SOURCE EXCERPT:
+ + + + + + +

Making the DumTeeDum map part 2.

Sketching out ideas.

Picture of sketchbook and coffee.

Our process starts by defining the outcome and working out the best/most efficient way to achieve it.

We then build and test in tight iterations, changing tack as new ideas come in and limits are reached. We try to grow our products organically based on user feedback and demand instead of putting too much up-front work on something which nobody wants. (We learned this the hard way).

The original outcome was defined:

"Help people find other Archers fans nearby so they can meet up."

Great! We're helping connect people! I can get onboard with that.

The most obvious idea is a map. Maps have built-in discoverability and a great way to convey information visually. Everyone can read a map, right?

Hatching the eggs.

For v0.1 we decided to integrate with Twitter to start with... Tweet your location and appear on the map.

This is where it started to get complicated. Twitter provides geolocation details but only when the user's security settings allow it. This was unreliable, so we decided to get the user to tweet their location.

We wrote a Twitter bot in Python3 which followed a hashtag and geocoded the locations that were tweeted.

Initial tests worked OK as long as you typed in exactly what the bot expected. In the end, most of the bot code was sanitising, spell-checking and tokenising the input.

+ + + + + + +

TO-DO LIST:
• a. Decide whether each statement agrees with the post about making the DumTeeDum map, answering yes or no and quoting the words from the post that settle it: (i) The bot was written in Python3. (ii) Twitter always supplies geolocation details. (iii) Version 0.1 integrated with Facebook.
• b. Answer these questions from the post about making the DumTeeDum map:
(i) What was the original outcome?
(ii) What did the bot follow?
(iii) What did most of the bot code end up doing?
• c. Repeat everything in the post about making the DumTeeDum map from "The original outcome" down to "tweet their location.".

(Layout records)
+ + + + + + +

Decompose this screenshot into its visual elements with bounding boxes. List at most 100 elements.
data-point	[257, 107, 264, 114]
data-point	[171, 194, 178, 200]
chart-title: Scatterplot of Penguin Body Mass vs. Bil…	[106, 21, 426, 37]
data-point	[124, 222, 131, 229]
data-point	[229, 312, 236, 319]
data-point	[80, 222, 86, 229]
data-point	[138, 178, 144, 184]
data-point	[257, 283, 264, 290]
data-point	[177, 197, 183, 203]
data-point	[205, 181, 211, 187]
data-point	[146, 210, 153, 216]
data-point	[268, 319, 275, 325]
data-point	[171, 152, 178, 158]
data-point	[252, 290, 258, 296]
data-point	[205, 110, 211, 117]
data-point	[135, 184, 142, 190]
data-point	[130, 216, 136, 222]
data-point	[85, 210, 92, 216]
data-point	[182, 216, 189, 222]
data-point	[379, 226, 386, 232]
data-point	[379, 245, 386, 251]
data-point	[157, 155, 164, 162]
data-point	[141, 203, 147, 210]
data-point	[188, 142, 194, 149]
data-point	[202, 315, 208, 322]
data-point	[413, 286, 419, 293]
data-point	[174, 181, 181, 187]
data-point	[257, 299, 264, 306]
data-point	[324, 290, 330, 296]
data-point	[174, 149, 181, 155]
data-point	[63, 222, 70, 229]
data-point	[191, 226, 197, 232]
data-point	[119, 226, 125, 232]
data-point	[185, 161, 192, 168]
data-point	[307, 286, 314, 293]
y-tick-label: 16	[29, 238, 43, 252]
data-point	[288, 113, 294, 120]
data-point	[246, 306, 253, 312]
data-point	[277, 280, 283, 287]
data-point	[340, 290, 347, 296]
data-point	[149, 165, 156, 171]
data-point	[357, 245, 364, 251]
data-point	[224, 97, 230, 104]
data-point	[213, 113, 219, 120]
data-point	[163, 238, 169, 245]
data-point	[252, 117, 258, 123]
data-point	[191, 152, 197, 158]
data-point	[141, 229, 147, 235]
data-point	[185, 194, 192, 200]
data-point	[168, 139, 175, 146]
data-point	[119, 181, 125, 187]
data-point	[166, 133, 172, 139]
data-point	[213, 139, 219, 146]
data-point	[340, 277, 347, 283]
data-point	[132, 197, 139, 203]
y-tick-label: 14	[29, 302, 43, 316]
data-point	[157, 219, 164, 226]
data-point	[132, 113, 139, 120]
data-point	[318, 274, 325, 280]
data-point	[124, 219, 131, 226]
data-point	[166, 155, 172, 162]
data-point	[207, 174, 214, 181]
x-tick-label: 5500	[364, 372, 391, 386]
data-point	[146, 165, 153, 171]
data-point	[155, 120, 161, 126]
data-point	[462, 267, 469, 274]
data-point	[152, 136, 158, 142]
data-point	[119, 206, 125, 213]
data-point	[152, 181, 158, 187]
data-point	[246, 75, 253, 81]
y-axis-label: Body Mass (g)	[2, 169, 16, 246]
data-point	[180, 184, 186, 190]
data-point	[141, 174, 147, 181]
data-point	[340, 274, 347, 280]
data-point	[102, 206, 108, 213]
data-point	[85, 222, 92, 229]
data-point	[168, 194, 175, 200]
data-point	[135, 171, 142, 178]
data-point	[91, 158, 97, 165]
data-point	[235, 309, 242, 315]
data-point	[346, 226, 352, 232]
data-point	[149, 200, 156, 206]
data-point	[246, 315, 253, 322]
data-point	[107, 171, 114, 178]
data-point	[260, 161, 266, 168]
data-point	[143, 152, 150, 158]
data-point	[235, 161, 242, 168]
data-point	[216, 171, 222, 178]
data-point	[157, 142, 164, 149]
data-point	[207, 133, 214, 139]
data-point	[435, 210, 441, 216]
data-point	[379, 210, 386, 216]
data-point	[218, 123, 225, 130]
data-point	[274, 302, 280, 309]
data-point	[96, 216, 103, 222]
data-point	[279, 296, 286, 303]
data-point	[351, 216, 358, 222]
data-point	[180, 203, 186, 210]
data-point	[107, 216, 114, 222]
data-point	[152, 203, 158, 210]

+ + + + + + +

THE ANSWERS:
• a.
(i) Yes: "We wrote a Twitter bot in Python3 which followed a hashtag and geocoded the locations that were tweeted."
(ii) No: "Twitter provides geolocation details but only when the user's security settings allow it."
(iii) No: "For v0.1 we decided to integrate with Twitter to start with..."

• b.
(i) "Help people find other Archers fans nearby so they can meet up."
(ii) A hashtag.
(iii) Sanitising, spell-checking and tokenising the input.

• c.
The original outcome was defined:

"Help people find other Archers fans nearby so they can meet up."

Great! We're helping connect people! I can get onboard with that.

The most obvious idea is a map. Maps have built-in discoverability and a great way to convey information visually. Everyone can read a map, right?

Hatching the eggs.

For v0.1 we decided to integrate with Twitter to start with... Tweet your location and appear on the map.

This is where it started to get complicated. Twitter provides geolocation details but only when the user's security settings allow it. This was unreliable, so we decided to get the user to tweet their location.